Records to use:
* * * * *

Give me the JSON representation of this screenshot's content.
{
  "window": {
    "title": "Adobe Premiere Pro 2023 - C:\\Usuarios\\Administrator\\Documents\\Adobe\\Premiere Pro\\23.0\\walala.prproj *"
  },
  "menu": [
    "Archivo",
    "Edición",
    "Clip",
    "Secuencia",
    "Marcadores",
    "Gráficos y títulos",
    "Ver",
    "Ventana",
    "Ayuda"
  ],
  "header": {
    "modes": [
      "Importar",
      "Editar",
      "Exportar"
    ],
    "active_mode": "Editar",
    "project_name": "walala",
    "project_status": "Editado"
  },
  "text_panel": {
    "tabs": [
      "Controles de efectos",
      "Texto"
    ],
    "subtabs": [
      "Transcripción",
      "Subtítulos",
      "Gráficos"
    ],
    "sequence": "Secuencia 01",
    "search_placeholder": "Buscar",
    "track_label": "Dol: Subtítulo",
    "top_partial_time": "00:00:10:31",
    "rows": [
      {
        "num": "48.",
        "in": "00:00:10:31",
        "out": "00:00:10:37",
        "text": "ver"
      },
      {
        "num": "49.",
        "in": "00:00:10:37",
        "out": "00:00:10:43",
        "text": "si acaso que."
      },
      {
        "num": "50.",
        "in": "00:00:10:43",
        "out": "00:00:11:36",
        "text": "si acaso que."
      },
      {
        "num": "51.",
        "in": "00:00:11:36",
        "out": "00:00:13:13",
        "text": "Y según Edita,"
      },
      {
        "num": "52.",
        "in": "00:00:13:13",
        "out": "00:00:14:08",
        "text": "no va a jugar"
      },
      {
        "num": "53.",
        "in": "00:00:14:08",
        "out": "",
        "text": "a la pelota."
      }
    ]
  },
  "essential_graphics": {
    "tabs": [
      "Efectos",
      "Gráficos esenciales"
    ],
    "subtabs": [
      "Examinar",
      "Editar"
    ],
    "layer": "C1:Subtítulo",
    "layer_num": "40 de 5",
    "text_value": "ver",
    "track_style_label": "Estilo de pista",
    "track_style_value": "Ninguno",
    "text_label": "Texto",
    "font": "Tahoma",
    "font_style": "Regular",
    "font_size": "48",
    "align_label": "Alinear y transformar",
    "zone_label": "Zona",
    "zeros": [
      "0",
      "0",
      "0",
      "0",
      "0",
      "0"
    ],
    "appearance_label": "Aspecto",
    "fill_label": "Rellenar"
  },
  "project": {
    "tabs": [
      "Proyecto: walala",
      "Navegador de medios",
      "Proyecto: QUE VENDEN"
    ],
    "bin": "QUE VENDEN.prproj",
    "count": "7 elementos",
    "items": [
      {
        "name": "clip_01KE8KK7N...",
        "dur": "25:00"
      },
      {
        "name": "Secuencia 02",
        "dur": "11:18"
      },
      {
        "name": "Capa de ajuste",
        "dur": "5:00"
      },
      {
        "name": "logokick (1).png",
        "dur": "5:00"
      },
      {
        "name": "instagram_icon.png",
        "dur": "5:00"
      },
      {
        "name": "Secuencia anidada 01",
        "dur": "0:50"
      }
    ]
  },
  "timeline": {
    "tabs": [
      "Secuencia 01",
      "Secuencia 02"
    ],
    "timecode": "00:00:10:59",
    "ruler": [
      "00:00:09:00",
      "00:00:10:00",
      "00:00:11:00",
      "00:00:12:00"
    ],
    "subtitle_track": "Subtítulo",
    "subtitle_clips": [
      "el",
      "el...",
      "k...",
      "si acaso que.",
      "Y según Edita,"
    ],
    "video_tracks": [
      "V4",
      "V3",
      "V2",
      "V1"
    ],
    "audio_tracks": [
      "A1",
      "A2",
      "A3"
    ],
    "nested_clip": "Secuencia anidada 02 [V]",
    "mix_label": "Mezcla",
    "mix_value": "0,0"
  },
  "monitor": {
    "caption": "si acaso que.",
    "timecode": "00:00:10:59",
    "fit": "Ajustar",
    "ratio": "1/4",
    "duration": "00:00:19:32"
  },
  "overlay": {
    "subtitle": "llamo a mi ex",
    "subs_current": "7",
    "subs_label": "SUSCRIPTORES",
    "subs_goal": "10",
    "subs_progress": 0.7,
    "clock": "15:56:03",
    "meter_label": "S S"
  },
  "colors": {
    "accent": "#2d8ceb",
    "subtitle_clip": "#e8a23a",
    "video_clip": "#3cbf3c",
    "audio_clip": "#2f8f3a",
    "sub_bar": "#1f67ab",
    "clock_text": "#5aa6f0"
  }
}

* * * * *

Task to carry out: Using the data above, output each line exactly.

Exercise answer:
Give me the JSON representation of this screenshot's content.
{
  "window": {
    "title": "Adobe Premiere Pro 2023 - C:\\Usuarios\\Administrator\\Documents\\Adobe\\Premiere Pro\\23.0\\walala.prproj *"
  },
  "menu": [
    "Archivo",
    "Edición",
    "Clip",
    "Secuencia",
    "Marcadores",
    "Gráficos y títulos",
    "Ver",
    "Ventana",
    "Ayuda"
  ],
  "header": {
    "modes": [
      "Importar",
      "Editar",
      "Exportar"
    ],
    "active_mode": "Editar",
    "project_name": "walala",
    "project_status": "Editado"
  },
  "text_panel": {
    "tabs": [
      "Controles de efectos",
      "Texto"
    ],
    "subtabs": [
      "Transcripción",
      "Subtítulos",
      "Gráficos"
    ],
    "sequence": "Secuencia 01",
    "search_placeholder": "Buscar",
    "track_label": "Dol: Subtítulo",
    "top_partial_time": "00:00:10:31",
    "rows": [
      {
        "num": "48.",
        "in": "00:00:10:31",
        "out": "00:00:10:37",
        "text": "ver"
      },
      {
        "num": "49.",
        "in": "00:00:10:37",
        "out": "00:00:10:43",
        "text": "si acaso que."
      },
      {
        "num": "50.",
        "in": "00:00:10:43",
        "out": "00:00:11:36",
        "text": "si acaso que."
      },
      {
        "num": "51.",
        "in": "00:00:11:36",
        "out": "00:00:13:13",
        "text": "Y según Edita,"
      },
      {
        "num": "52.",
        "in": "00:00:13:13",
        "out": "00:00:14:08",
        "text": "no va a jugar"
      },
      {
        "num": "53.",
        "in": "00:00:14:08",
        "out": "",
        "text": "a la pelota."
      }
    ]
  },
  "essential_graphics": {
    "tabs": [
      "Efectos",
      "Gráficos esenciales"
    ],
    "subtabs": [
      "Examinar",
      "Editar"
    ],
    "layer": "C1:Subtítulo",
    "layer_num": "40 de 5",
    "text_value": "ver",
    "track_style_label": "Estilo de pista",
    "track_style_value": "Ninguno",
    "text_label": "Texto",
    "font": "Tahoma",
    "font_style": "Regular",
    "font_size": "48",
    "align_label": "Alinear y transformar",
    "zone_label": "Zona",
    "zeros": [
      "0",
      "0",
      "0",
      "0",
      "0",
      "0"
    ],
    "appearance_label": "Aspecto",
    "fill_label": "Rellenar"
  },
  "project": {
    "tabs": [
      "Proyecto: walala",
      "Navegador de medios",
      "Proyecto: QUE VENDEN"
    ],
    "bin": "QUE VENDEN.prproj",
    "count": "7 elementos",
    "items": [
      {
        "name": "clip_01KE8KK7N...",
        "dur": "25:00"
      },
      {
        "name": "Secuencia 02",
        "dur": "11:18"
      },
      {
        "name": "Capa de ajuste",
        "dur": "5:00"
      },
      {
        "name": "logokick (1).png",
        "dur": "5:00"
      },
      {
        "name": "instagram_icon.png",
        "dur": "5:00"
      },
      {
        "name": "Secuencia anidada 01",
        "dur": "0:50"
      }
    ]
  },
  "timeline": {
    "tabs": [
      "Secuencia 01",
      "Secuencia 02"
    ],
    "timecode": "00:00:10:59",
    "ruler": [
      "00:00:09:00",
      "00:00:10:00",
      "00:00:11:00",
      "00:00:12:00"
    ],
    "subtitle_track": "Subtítulo",
    "subtitle_clips": [
      "el",
      "el...",
      "k...",
      "si acaso que.",
      "Y según Edita,"
    ],
    "video_tracks": [
      "V4",
      "V3",
      "V2",
      "V1"
    ],
    "audio_tracks": [
      "A1",
      "A2",
      "A3"
    ],
    "nested_clip": "Secuencia anidada 02 [V]",
    "mix_label": "Mezcla",
    "mix_value": "0,0"
  },
  "monitor": {
    "caption": "si acaso que.",
    "timecode": "00:00:10:59",
    "fit": "Ajustar",
    "ratio": "1/4",
    "duration": "00:00:19:32"
  },
  "overlay": {
    "subtitle": "llamo a mi ex",
    "subs_current": "7",
    "subs_label": "SUSCRIPTORES",
    "subs_goal": "10",
    "subs_progress": 0.7,
    "clock": "15:56:03",
    "meter_label": "S S"
  },
  "colors": {
    "accent": "#2d8ceb",
    "subtitle_clip": "#e8a23a",
    "video_clip": "#3cbf3c",
    "audio_clip": "#2f8f3a",
    "sub_bar": "#1f67ab",
    "clock_text": "#5aa6f0"
  }
}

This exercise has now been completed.